■ **TASK PROMPT**
The entries below should be quoted exactly, with no pictures carried over.

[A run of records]
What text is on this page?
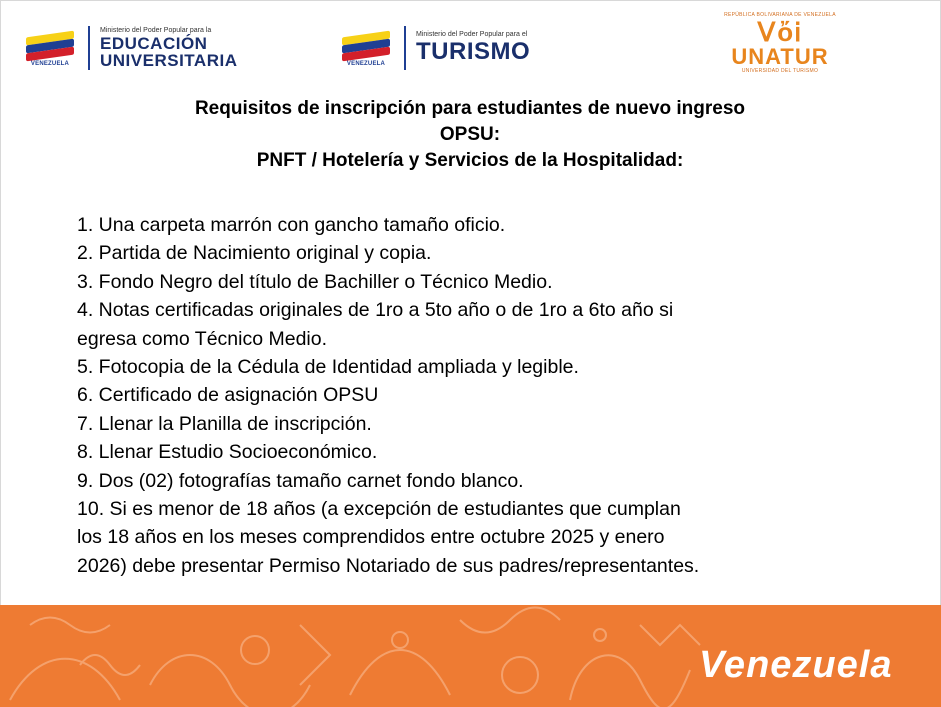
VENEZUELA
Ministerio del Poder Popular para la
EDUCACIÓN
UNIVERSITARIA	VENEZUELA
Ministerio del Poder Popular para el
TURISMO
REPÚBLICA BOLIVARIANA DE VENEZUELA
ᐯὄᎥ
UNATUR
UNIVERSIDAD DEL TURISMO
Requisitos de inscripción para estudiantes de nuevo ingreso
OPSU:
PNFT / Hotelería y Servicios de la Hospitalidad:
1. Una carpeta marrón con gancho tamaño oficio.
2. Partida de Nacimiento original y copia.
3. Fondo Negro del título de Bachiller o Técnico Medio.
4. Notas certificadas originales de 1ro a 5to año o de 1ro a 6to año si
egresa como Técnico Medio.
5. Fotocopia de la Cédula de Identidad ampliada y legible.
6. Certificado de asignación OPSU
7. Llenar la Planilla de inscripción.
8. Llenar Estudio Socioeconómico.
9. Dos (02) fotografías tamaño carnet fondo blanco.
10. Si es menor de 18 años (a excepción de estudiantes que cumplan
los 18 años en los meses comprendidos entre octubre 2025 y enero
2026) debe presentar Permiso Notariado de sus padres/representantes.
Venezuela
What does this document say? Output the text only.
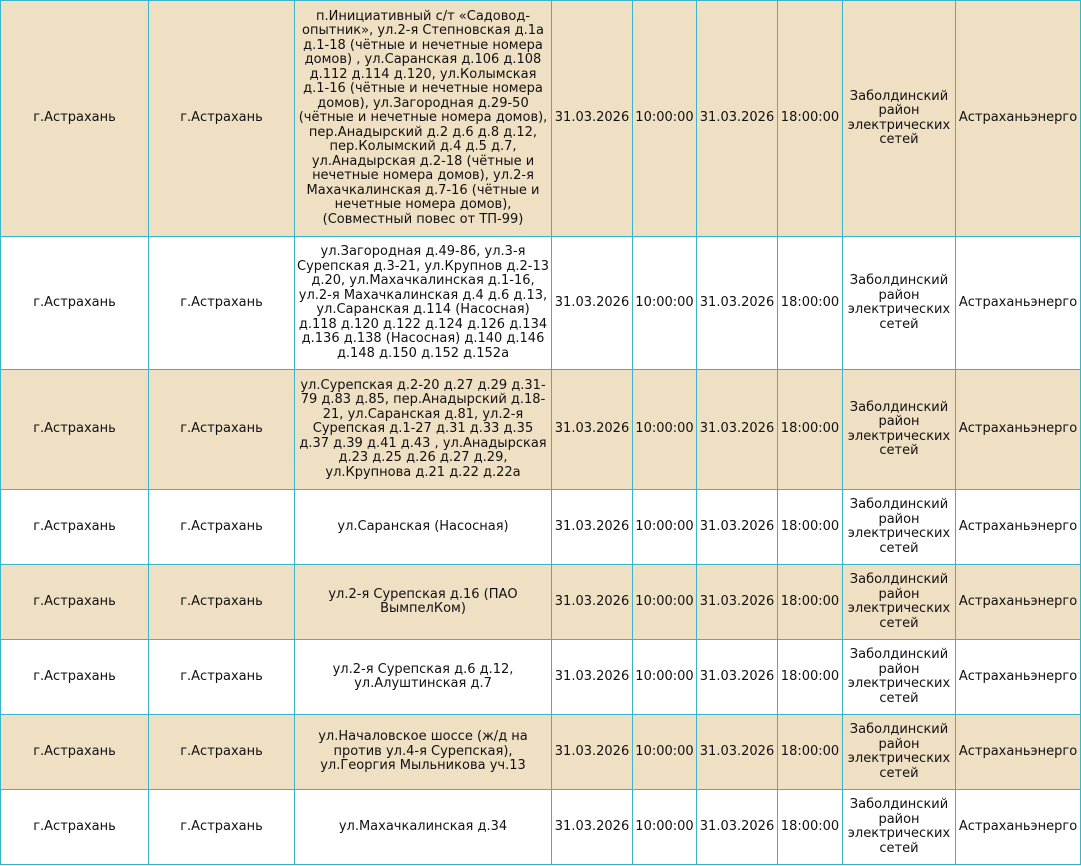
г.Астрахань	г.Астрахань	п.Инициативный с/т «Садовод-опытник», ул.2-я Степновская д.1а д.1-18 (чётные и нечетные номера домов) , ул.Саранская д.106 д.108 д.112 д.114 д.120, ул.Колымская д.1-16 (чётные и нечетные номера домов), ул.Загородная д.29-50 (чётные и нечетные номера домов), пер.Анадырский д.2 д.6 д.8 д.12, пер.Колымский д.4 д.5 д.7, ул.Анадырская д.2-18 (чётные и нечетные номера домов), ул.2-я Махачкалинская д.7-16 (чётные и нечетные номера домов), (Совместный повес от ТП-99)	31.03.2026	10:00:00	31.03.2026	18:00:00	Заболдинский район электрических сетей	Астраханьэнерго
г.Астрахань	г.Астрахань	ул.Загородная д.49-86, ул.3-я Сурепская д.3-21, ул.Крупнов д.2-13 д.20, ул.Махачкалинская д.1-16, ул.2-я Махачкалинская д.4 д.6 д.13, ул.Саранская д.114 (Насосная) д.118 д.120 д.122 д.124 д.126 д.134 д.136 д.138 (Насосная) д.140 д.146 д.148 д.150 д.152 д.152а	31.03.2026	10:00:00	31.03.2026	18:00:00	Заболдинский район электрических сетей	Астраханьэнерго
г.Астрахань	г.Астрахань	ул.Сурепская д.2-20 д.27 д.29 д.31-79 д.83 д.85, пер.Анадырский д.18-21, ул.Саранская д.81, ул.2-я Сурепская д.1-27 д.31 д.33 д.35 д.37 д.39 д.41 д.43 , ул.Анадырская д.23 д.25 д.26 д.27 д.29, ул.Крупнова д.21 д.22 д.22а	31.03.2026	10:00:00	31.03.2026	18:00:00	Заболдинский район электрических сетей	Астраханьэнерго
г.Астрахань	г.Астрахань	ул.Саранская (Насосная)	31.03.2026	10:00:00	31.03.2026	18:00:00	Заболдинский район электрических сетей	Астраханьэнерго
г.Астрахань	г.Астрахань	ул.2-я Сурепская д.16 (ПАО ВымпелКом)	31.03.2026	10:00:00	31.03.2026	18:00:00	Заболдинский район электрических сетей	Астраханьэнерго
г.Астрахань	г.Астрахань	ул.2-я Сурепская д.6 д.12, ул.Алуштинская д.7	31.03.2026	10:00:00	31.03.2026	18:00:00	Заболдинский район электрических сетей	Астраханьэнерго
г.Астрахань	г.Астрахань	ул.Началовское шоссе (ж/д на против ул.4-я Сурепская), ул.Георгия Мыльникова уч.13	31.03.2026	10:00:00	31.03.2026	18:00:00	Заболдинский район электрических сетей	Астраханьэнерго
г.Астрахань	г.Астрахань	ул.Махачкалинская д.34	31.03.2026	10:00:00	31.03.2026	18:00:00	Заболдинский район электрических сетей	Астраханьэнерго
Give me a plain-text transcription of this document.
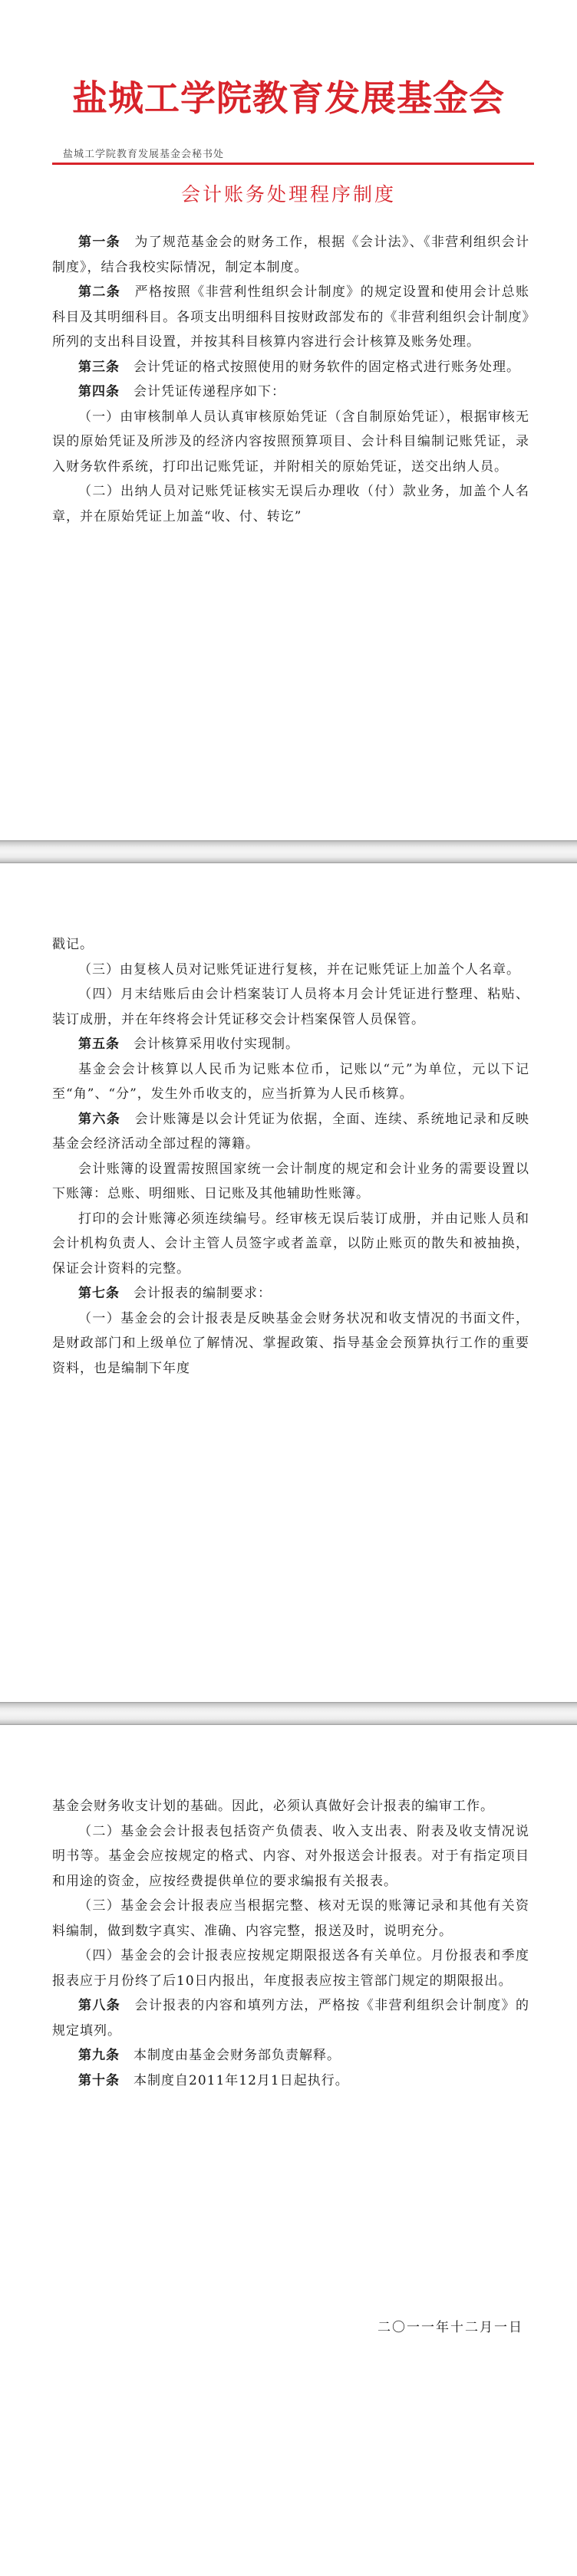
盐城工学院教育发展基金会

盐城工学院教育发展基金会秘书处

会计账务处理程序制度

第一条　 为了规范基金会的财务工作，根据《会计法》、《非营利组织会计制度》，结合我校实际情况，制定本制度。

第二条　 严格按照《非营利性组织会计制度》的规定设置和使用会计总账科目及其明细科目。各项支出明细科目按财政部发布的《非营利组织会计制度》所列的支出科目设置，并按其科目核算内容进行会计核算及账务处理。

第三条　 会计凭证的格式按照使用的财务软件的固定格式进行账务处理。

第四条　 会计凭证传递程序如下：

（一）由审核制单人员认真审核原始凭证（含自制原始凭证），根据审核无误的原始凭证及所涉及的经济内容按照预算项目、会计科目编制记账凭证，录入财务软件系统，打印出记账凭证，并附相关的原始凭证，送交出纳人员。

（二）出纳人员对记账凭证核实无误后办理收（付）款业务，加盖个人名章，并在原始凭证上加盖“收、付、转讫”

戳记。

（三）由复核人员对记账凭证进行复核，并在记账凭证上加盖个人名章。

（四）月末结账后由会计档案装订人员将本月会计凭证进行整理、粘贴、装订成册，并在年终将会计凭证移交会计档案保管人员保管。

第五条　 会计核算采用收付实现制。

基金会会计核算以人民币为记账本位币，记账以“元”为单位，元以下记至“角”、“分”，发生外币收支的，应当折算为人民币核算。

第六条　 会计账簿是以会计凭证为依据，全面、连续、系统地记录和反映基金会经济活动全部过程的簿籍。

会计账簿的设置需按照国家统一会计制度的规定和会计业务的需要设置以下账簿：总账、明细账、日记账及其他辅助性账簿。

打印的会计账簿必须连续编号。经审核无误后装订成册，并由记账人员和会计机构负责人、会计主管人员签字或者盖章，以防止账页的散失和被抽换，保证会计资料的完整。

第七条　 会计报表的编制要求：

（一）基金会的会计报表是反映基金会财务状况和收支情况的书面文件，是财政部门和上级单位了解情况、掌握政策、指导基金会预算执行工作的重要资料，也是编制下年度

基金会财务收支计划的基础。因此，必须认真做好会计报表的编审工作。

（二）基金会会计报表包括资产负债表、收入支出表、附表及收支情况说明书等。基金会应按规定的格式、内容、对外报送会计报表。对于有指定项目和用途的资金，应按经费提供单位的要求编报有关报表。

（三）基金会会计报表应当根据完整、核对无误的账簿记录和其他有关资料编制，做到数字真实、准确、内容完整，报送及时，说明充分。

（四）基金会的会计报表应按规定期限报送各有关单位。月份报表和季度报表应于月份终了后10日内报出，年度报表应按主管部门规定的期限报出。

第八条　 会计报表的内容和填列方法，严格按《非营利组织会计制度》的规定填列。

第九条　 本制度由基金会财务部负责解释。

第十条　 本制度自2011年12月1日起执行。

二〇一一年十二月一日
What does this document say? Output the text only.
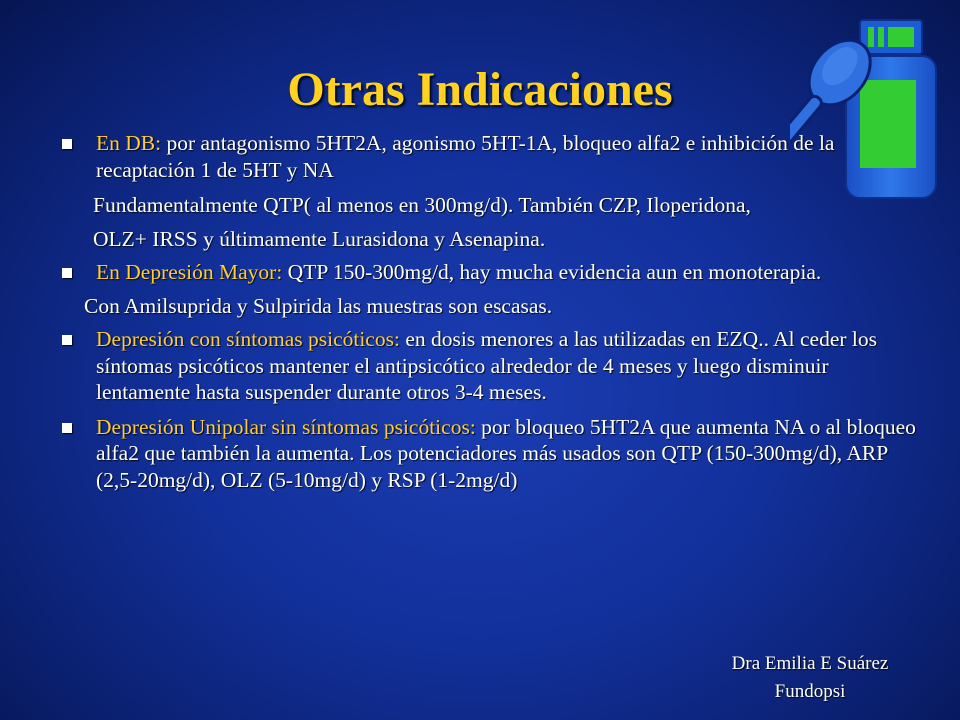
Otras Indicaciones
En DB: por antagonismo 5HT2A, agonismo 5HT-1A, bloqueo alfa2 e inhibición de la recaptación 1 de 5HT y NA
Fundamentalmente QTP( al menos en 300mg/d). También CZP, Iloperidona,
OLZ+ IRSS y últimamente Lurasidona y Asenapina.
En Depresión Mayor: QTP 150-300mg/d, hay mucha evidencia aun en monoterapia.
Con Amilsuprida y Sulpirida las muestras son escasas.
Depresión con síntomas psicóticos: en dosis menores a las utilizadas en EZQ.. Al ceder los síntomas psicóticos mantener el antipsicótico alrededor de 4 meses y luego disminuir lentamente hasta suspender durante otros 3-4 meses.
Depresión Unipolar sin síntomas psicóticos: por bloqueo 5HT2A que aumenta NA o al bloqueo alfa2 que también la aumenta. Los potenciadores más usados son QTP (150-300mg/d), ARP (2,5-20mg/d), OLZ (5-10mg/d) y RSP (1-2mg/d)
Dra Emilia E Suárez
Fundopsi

■ **SOLUTION FOR THIS PROBLEM**
What text is on this page?
VENEZUELA
Ministerio del Poder Popular para la
EDUCACIÓN
UNIVERSITARIA	VENEZUELA
Ministerio del Poder Popular para el
TURISMO
REPÚBLICA BOLIVARIANA DE VENEZUELA
ᐯὄᎥ
UNATUR
UNIVERSIDAD DEL TURISMO
Requisitos de inscripción para estudiantes de nuevo ingreso
OPSU:
PNFT / Hotelería y Servicios de la Hospitalidad:
1. Una carpeta marrón con gancho tamaño oficio.
2. Partida de Nacimiento original y copia.
3. Fondo Negro del título de Bachiller o Técnico Medio.
4. Notas certificadas originales de 1ro a 5to año o de 1ro a 6to año si
egresa como Técnico Medio.
5. Fotocopia de la Cédula de Identidad ampliada y legible.
6. Certificado de asignación OPSU
7. Llenar la Planilla de inscripción.
8. Llenar Estudio Socioeconómico.
9. Dos (02) fotografías tamaño carnet fondo blanco.
10. Si es menor de 18 años (a excepción de estudiantes que cumplan
los 18 años en los meses comprendidos entre octubre 2025 y enero
2026) debe presentar Permiso Notariado de sus padres/representantes.
Venezuela
What does this document say? Output the text only.
г.Астрахань	г.Астрахань	п.Инициативный с/т «Садовод-опытник», ул.2-я Степновская д.1а д.1-18 (чётные и нечетные номера домов) , ул.Саранская д.106 д.108 д.112 д.114 д.120, ул.Колымская д.1-16 (чётные и нечетные номера домов), ул.Загородная д.29-50 (чётные и нечетные номера домов), пер.Анадырский д.2 д.6 д.8 д.12, пер.Колымский д.4 д.5 д.7, ул.Анадырская д.2-18 (чётные и нечетные номера домов), ул.2-я Махачкалинская д.7-16 (чётные и нечетные номера домов), (Совместный повес от ТП-99)	31.03.2026	10:00:00	31.03.2026	18:00:00	Заболдинский район электрических сетей	Астраханьэнерго
г.Астрахань	г.Астрахань	ул.Загородная д.49-86, ул.3-я Сурепская д.3-21, ул.Крупнов д.2-13 д.20, ул.Махачкалинская д.1-16, ул.2-я Махачкалинская д.4 д.6 д.13, ул.Саранская д.114 (Насосная) д.118 д.120 д.122 д.124 д.126 д.134 д.136 д.138 (Насосная) д.140 д.146 д.148 д.150 д.152 д.152а	31.03.2026	10:00:00	31.03.2026	18:00:00	Заболдинский район электрических сетей	Астраханьэнерго
г.Астрахань	г.Астрахань	ул.Сурепская д.2-20 д.27 д.29 д.31-79 д.83 д.85, пер.Анадырский д.18-21, ул.Саранская д.81, ул.2-я Сурепская д.1-27 д.31 д.33 д.35 д.37 д.39 д.41 д.43 , ул.Анадырская д.23 д.25 д.26 д.27 д.29, ул.Крупнова д.21 д.22 д.22а	31.03.2026	10:00:00	31.03.2026	18:00:00	Заболдинский район электрических сетей	Астраханьэнерго
г.Астрахань	г.Астрахань	ул.Саранская (Насосная)	31.03.2026	10:00:00	31.03.2026	18:00:00	Заболдинский район электрических сетей	Астраханьэнерго
г.Астрахань	г.Астрахань	ул.2-я Сурепская д.16 (ПАО ВымпелКом)	31.03.2026	10:00:00	31.03.2026	18:00:00	Заболдинский район электрических сетей	Астраханьэнерго
г.Астрахань	г.Астрахань	ул.2-я Сурепская д.6 д.12, ул.Алуштинская д.7	31.03.2026	10:00:00	31.03.2026	18:00:00	Заболдинский район электрических сетей	Астраханьэнерго
г.Астрахань	г.Астрахань	ул.Началовское шоссе (ж/д на против ул.4-я Сурепская), ул.Георгия Мыльникова уч.13	31.03.2026	10:00:00	31.03.2026	18:00:00	Заболдинский район электрических сетей	Астраханьэнерго
г.Астрахань	г.Астрахань	ул.Махачкалинская д.34	31.03.2026	10:00:00	31.03.2026	18:00:00	Заболдинский район электрических сетей	Астраханьэнерго
Give me a plain-text transcription of this document.
盐城工学院教育发展基金会

盐城工学院教育发展基金会秘书处

会计账务处理程序制度

第一条　 为了规范基金会的财务工作，根据《会计法》、《非营利组织会计制度》，结合我校实际情况，制定本制度。

第二条　 严格按照《非营利性组织会计制度》的规定设置和使用会计总账科目及其明细科目。各项支出明细科目按财政部发布的《非营利组织会计制度》所列的支出科目设置，并按其科目核算内容进行会计核算及账务处理。

第三条　 会计凭证的格式按照使用的财务软件的固定格式进行账务处理。

第四条　 会计凭证传递程序如下：

（一）由审核制单人员认真审核原始凭证（含自制原始凭证），根据审核无误的原始凭证及所涉及的经济内容按照预算项目、会计科目编制记账凭证，录入财务软件系统，打印出记账凭证，并附相关的原始凭证，送交出纳人员。

（二）出纳人员对记账凭证核实无误后办理收（付）款业务，加盖个人名章，并在原始凭证上加盖“收、付、转讫”

戳记。

（三）由复核人员对记账凭证进行复核，并在记账凭证上加盖个人名章。

（四）月末结账后由会计档案装订人员将本月会计凭证进行整理、粘贴、装订成册，并在年终将会计凭证移交会计档案保管人员保管。

第五条　 会计核算采用收付实现制。

基金会会计核算以人民币为记账本位币，记账以“元”为单位，元以下记至“角”、“分”，发生外币收支的，应当折算为人民币核算。

第六条　 会计账簿是以会计凭证为依据，全面、连续、系统地记录和反映基金会经济活动全部过程的簿籍。

会计账簿的设置需按照国家统一会计制度的规定和会计业务的需要设置以下账簿：总账、明细账、日记账及其他辅助性账簿。

打印的会计账簿必须连续编号。经审核无误后装订成册，并由记账人员和会计机构负责人、会计主管人员签字或者盖章，以防止账页的散失和被抽换，保证会计资料的完整。

第七条　 会计报表的编制要求：

（一）基金会的会计报表是反映基金会财务状况和收支情况的书面文件，是财政部门和上级单位了解情况、掌握政策、指导基金会预算执行工作的重要资料，也是编制下年度

基金会财务收支计划的基础。因此，必须认真做好会计报表的编审工作。

（二）基金会会计报表包括资产负债表、收入支出表、附表及收支情况说明书等。基金会应按规定的格式、内容、对外报送会计报表。对于有指定项目和用途的资金，应按经费提供单位的要求编报有关报表。

（三）基金会会计报表应当根据完整、核对无误的账簿记录和其他有关资料编制，做到数字真实、准确、内容完整，报送及时，说明充分。

（四）基金会的会计报表应按规定期限报送各有关单位。月份报表和季度报表应于月份终了后10日内报出，年度报表应按主管部门规定的期限报出。

第八条　 会计报表的内容和填列方法，严格按《非营利组织会计制度》的规定填列。

第九条　 本制度由基金会财务部负责解释。

第十条　 本制度自2011年12月1日起执行。

二〇一一年十二月一日
What does this document say? Output the text only.
Otras Indicaciones
En DB: por antagonismo 5HT2A, agonismo 5HT-1A, bloqueo alfa2 e inhibición de la recaptación 1 de 5HT y NA
Fundamentalmente QTP( al menos en 300mg/d). También CZP, Iloperidona,
OLZ+ IRSS y últimamente Lurasidona y Asenapina.
En Depresión Mayor: QTP 150-300mg/d, hay mucha evidencia aun en monoterapia.
Con Amilsuprida y Sulpirida las muestras son escasas.
Depresión con síntomas psicóticos: en dosis menores a las utilizadas en EZQ.. Al ceder los síntomas psicóticos mantener el antipsicótico alrededor de 4 meses y luego disminuir lentamente hasta suspender durante otros 3-4 meses.
Depresión Unipolar sin síntomas psicóticos: por bloqueo 5HT2A que aumenta NA o al bloqueo alfa2 que también la aumenta. Los potenciadores más usados son QTP (150-300mg/d), ARP (2,5-20mg/d), OLZ (5-10mg/d) y RSP (1-2mg/d)
Dra Emilia E Suárez
Fundopsi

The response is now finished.